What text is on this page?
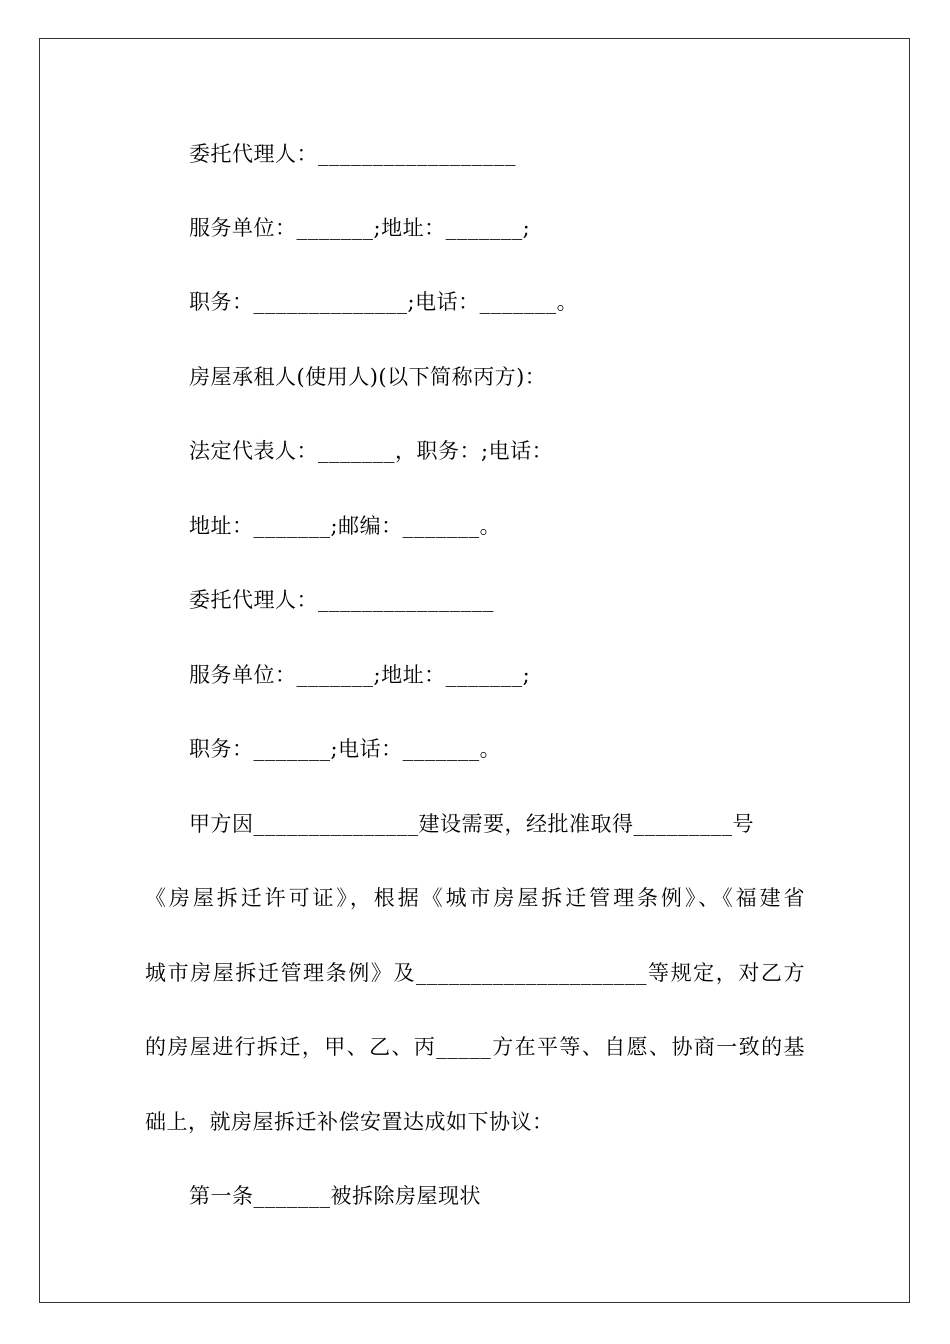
委托代理人：__________________
服务单位：_______;地址：_______;
职务：______________;电话：_______。
房屋承租人(使用人)(以下简称丙方)：
法定代表人：_______，职务：;电话：
地址：_______;邮编：_______。
委托代理人：________________
服务单位：_______;地址：_______;
职务：_______;电话：_______。
甲方因_______________建设需要，经批准取得_________号
《房屋拆迁许可证》，根据《城市房屋拆迁管理条例》、《福建省
城市房屋拆迁管理条例》及_____________________等规定，对乙方
的房屋进行拆迁，甲、乙、丙_____方在平等、自愿、协商一致的基
础上，就房屋拆迁补偿安置达成如下协议：
第一条_______被拆除房屋现状
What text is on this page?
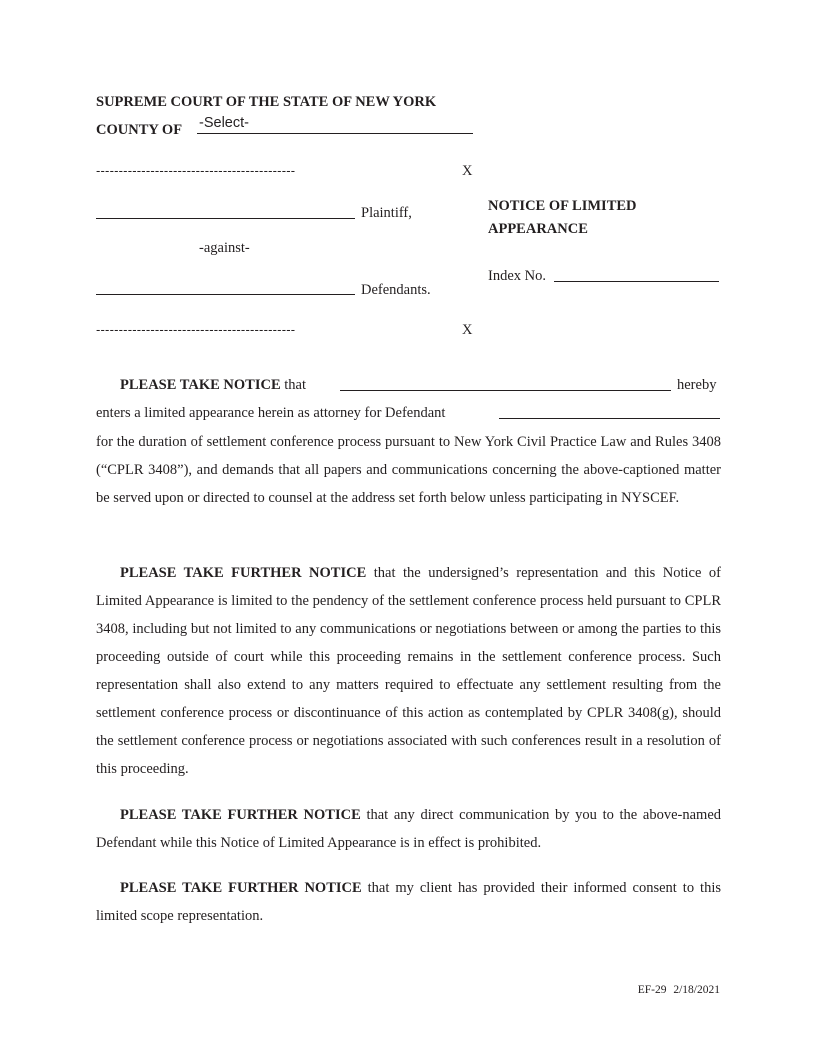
SUPREME COURT OF THE STATE OF NEW YORK
COUNTY OF -Select-
--------------------------------------------	X
Plaintiff,
-against-
Defendants.
--------------------------------------------	X
NOTICE OF LIMITED
APPEARANCE
Index No.
PLEASE TAKE NOTICE that	hereby
enters a limited appearance herein as attorney for Defendant
for the duration of settlement conference process pursuant to New York Civil Practice Law and Rules 3408 (“CPLR 3408”), and demands that all papers and communications concerning the above-captioned matter be served upon or directed to counsel at the address set forth below unless participating in NYSCEF.
PLEASE TAKE FURTHER NOTICE that the undersigned’s representation and this Notice of Limited Appearance is limited to the pendency of the settlement conference process held pursuant to CPLR 3408, including but not limited to any communications or negotiations between or among the parties to this proceeding outside of court while this proceeding remains in the settlement conference process. Such representation shall also extend to any matters required to effectuate any settlement resulting from the settlement conference process or discontinuance of this action as contemplated by CPLR 3408(g), should the settlement conference process or negotiations associated with such conferences result in a resolution of this proceeding.
PLEASE TAKE FURTHER NOTICE that any direct communication by you to the above-named Defendant while this Notice of Limited Appearance is in effect is prohibited.
PLEASE TAKE FURTHER NOTICE that my client has provided their informed consent to this limited scope representation.
EF-29 2/18/2021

WORK TO COMPLETE: How many lines of the entries above hold the string "城市房屋拆迁管理条例"? Reply with the number alone.

CORRECT OUTPUT: 2